Work to be completed: Transcribe all of the records word for word, but omit the pictures.

[Items listed in a dataset]
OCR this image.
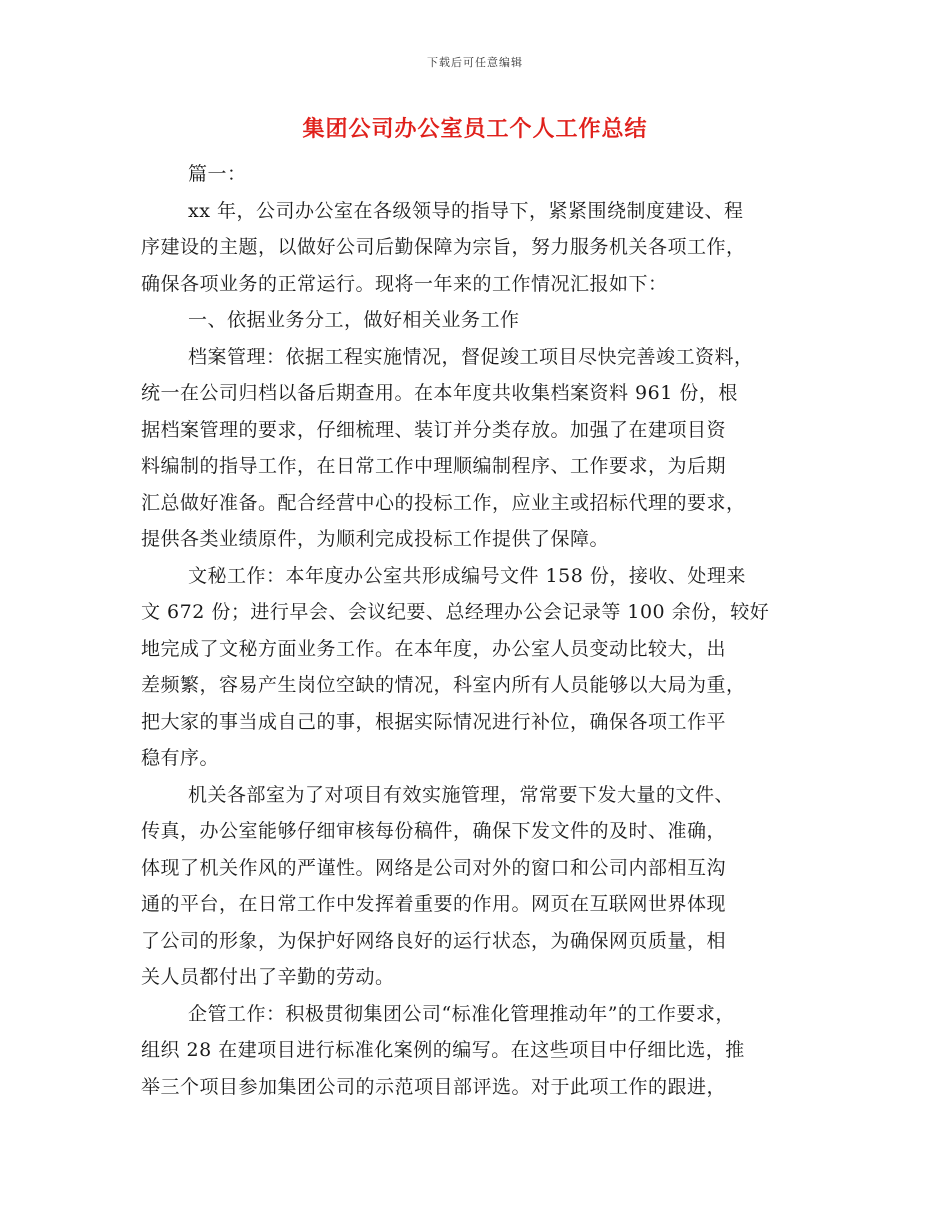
下载后可任意编辑
集团公司办公室员工个人工作总结
篇一：
xx 年，公司办公室在各级领导的指导下，紧紧围绕制度建设、程
序建设的主题，以做好公司后勤保障为宗旨，努力服务机关各项工作，
确保各项业务的正常运行。现将一年来的工作情况汇报如下：
一、依据业务分工，做好相关业务工作
档案管理：依据工程实施情况，督促竣工项目尽快完善竣工资料，
统一在公司归档以备后期查用。在本年度共收集档案资料 961 份，根
据档案管理的要求，仔细梳理、装订并分类存放。加强了在建项目资
料编制的指导工作，在日常工作中理顺编制程序、工作要求，为后期
汇总做好准备。配合经营中心的投标工作，应业主或招标代理的要求，
提供各类业绩原件，为顺利完成投标工作提供了保障。
文秘工作：本年度办公室共形成编号文件 158 份，接收、处理来
文 672 份；进行早会、会议纪要、总经理办公会记录等 100 余份，较好
地完成了文秘方面业务工作。在本年度，办公室人员变动比较大，出
差频繁，容易产生岗位空缺的情况，科室内所有人员能够以大局为重，
把大家的事当成自己的事，根据实际情况进行补位，确保各项工作平
稳有序。
机关各部室为了对项目有效实施管理，常常要下发大量的文件、
传真，办公室能够仔细审核每份稿件，确保下发文件的及时、准确，
体现了机关作风的严谨性。网络是公司对外的窗口和公司内部相互沟
通的平台，在日常工作中发挥着重要的作用。网页在互联网世界体现
了公司的形象，为保护好网络良好的运行状态，为确保网页质量，相
关人员都付出了辛勤的劳动。
企管工作：积极贯彻集团公司“标准化管理推动年”的工作要求，
组织 28 在建项目进行标准化案例的编写。在这些项目中仔细比选，推
举三个项目参加集团公司的示范项目部评选。对于此项工作的跟进，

Result for this exercise:
OCR this image.
下载后可任意编辑
集团公司办公室员工个人工作总结
篇一：
xx 年，公司办公室在各级领导的指导下，紧紧围绕制度建设、程
序建设的主题，以做好公司后勤保障为宗旨，努力服务机关各项工作，
确保各项业务的正常运行。现将一年来的工作情况汇报如下：
一、依据业务分工，做好相关业务工作
档案管理：依据工程实施情况，督促竣工项目尽快完善竣工资料，
统一在公司归档以备后期查用。在本年度共收集档案资料 961 份，根
据档案管理的要求，仔细梳理、装订并分类存放。加强了在建项目资
料编制的指导工作，在日常工作中理顺编制程序、工作要求，为后期
汇总做好准备。配合经营中心的投标工作，应业主或招标代理的要求，
提供各类业绩原件，为顺利完成投标工作提供了保障。
文秘工作：本年度办公室共形成编号文件 158 份，接收、处理来
文 672 份；进行早会、会议纪要、总经理办公会记录等 100 余份，较好
地完成了文秘方面业务工作。在本年度，办公室人员变动比较大，出
差频繁，容易产生岗位空缺的情况，科室内所有人员能够以大局为重，
把大家的事当成自己的事，根据实际情况进行补位，确保各项工作平
稳有序。
机关各部室为了对项目有效实施管理，常常要下发大量的文件、
传真，办公室能够仔细审核每份稿件，确保下发文件的及时、准确，
体现了机关作风的严谨性。网络是公司对外的窗口和公司内部相互沟
通的平台，在日常工作中发挥着重要的作用。网页在互联网世界体现
了公司的形象，为保护好网络良好的运行状态，为确保网页质量，相
关人员都付出了辛勤的劳动。
企管工作：积极贯彻集团公司“标准化管理推动年”的工作要求，
组织 28 在建项目进行标准化案例的编写。在这些项目中仔细比选，推
举三个项目参加集团公司的示范项目部评选。对于此项工作的跟进，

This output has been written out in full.